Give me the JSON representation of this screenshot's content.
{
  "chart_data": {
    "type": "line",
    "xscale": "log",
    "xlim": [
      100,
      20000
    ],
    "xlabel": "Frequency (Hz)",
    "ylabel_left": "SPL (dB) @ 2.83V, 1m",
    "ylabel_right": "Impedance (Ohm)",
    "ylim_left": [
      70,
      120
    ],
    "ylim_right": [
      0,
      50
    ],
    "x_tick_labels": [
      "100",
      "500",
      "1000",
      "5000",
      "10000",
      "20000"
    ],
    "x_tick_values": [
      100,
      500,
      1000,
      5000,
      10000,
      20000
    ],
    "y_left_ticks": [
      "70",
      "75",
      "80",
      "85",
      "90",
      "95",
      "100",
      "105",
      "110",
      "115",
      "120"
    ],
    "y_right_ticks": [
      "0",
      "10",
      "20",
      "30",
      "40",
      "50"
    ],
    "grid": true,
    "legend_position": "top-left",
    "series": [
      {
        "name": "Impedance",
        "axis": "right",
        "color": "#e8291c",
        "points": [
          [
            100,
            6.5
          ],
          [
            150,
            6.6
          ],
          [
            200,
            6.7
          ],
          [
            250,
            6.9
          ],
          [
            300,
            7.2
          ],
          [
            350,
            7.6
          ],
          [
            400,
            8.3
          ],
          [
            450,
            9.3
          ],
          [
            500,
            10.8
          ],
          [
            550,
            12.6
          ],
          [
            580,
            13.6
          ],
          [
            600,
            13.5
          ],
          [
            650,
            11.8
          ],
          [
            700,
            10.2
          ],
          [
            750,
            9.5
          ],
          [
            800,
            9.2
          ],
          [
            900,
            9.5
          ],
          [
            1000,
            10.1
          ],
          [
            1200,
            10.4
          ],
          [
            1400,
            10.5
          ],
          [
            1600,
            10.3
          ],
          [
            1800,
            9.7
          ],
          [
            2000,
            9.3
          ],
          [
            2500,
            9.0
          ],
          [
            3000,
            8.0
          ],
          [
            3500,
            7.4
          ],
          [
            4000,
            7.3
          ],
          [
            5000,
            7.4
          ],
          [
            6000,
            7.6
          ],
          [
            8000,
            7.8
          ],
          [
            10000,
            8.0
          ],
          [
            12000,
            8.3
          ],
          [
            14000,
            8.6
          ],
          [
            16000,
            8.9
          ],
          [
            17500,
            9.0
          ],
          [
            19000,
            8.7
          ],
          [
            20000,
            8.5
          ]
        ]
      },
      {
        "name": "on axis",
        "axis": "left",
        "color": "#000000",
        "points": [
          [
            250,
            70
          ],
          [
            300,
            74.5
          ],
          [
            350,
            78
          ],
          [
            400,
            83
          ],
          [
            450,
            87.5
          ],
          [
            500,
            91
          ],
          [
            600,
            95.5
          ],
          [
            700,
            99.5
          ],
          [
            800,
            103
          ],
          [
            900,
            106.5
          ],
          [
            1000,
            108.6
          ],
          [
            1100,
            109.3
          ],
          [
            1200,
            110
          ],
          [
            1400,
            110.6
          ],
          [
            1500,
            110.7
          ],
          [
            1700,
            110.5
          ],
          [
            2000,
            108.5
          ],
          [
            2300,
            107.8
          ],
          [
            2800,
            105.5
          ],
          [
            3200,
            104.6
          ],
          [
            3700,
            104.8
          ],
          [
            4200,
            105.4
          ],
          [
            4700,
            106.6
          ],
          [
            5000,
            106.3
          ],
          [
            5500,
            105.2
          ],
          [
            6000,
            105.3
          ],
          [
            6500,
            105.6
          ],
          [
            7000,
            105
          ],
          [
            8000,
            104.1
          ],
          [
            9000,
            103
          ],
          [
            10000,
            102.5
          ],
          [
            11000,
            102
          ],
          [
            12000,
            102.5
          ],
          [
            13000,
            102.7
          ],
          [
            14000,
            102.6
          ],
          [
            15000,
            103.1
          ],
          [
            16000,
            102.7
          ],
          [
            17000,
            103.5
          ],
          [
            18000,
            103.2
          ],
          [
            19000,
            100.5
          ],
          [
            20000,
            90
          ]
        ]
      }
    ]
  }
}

# [Direction]
Extract the complete listing verbatim.

# [Result of the task]
Give me the JSON representation of this screenshot's content.
{
  "chart_data": {
    "type": "line",
    "xscale": "log",
    "xlim": [
      100,
      20000
    ],
    "xlabel": "Frequency (Hz)",
    "ylabel_left": "SPL (dB) @ 2.83V, 1m",
    "ylabel_right": "Impedance (Ohm)",
    "ylim_left": [
      70,
      120
    ],
    "ylim_right": [
      0,
      50
    ],
    "x_tick_labels": [
      "100",
      "500",
      "1000",
      "5000",
      "10000",
      "20000"
    ],
    "x_tick_values": [
      100,
      500,
      1000,
      5000,
      10000,
      20000
    ],
    "y_left_ticks": [
      "70",
      "75",
      "80",
      "85",
      "90",
      "95",
      "100",
      "105",
      "110",
      "115",
      "120"
    ],
    "y_right_ticks": [
      "0",
      "10",
      "20",
      "30",
      "40",
      "50"
    ],
    "grid": true,
    "legend_position": "top-left",
    "series": [
      {
        "name": "Impedance",
        "axis": "right",
        "color": "#e8291c",
        "points": [
          [
            100,
            6.5
          ],
          [
            150,
            6.6
          ],
          [
            200,
            6.7
          ],
          [
            250,
            6.9
          ],
          [
            300,
            7.2
          ],
          [
            350,
            7.6
          ],
          [
            400,
            8.3
          ],
          [
            450,
            9.3
          ],
          [
            500,
            10.8
          ],
          [
            550,
            12.6
          ],
          [
            580,
            13.6
          ],
          [
            600,
            13.5
          ],
          [
            650,
            11.8
          ],
          [
            700,
            10.2
          ],
          [
            750,
            9.5
          ],
          [
            800,
            9.2
          ],
          [
            900,
            9.5
          ],
          [
            1000,
            10.1
          ],
          [
            1200,
            10.4
          ],
          [
            1400,
            10.5
          ],
          [
            1600,
            10.3
          ],
          [
            1800,
            9.7
          ],
          [
            2000,
            9.3
          ],
          [
            2500,
            9.0
          ],
          [
            3000,
            8.0
          ],
          [
            3500,
            7.4
          ],
          [
            4000,
            7.3
          ],
          [
            5000,
            7.4
          ],
          [
            6000,
            7.6
          ],
          [
            8000,
            7.8
          ],
          [
            10000,
            8.0
          ],
          [
            12000,
            8.3
          ],
          [
            14000,
            8.6
          ],
          [
            16000,
            8.9
          ],
          [
            17500,
            9.0
          ],
          [
            19000,
            8.7
          ],
          [
            20000,
            8.5
          ]
        ]
      },
      {
        "name": "on axis",
        "axis": "left",
        "color": "#000000",
        "points": [
          [
            250,
            70
          ],
          [
            300,
            74.5
          ],
          [
            350,
            78
          ],
          [
            400,
            83
          ],
          [
            450,
            87.5
          ],
          [
            500,
            91
          ],
          [
            600,
            95.5
          ],
          [
            700,
            99.5
          ],
          [
            800,
            103
          ],
          [
            900,
            106.5
          ],
          [
            1000,
            108.6
          ],
          [
            1100,
            109.3
          ],
          [
            1200,
            110
          ],
          [
            1400,
            110.6
          ],
          [
            1500,
            110.7
          ],
          [
            1700,
            110.5
          ],
          [
            2000,
            108.5
          ],
          [
            2300,
            107.8
          ],
          [
            2800,
            105.5
          ],
          [
            3200,
            104.6
          ],
          [
            3700,
            104.8
          ],
          [
            4200,
            105.4
          ],
          [
            4700,
            106.6
          ],
          [
            5000,
            106.3
          ],
          [
            5500,
            105.2
          ],
          [
            6000,
            105.3
          ],
          [
            6500,
            105.6
          ],
          [
            7000,
            105
          ],
          [
            8000,
            104.1
          ],
          [
            9000,
            103
          ],
          [
            10000,
            102.5
          ],
          [
            11000,
            102
          ],
          [
            12000,
            102.5
          ],
          [
            13000,
            102.7
          ],
          [
            14000,
            102.6
          ],
          [
            15000,
            103.1
          ],
          [
            16000,
            102.7
          ],
          [
            17000,
            103.5
          ],
          [
            18000,
            103.2
          ],
          [
            19000,
            100.5
          ],
          [
            20000,
            90
          ]
        ]
      }
    ]
  }
}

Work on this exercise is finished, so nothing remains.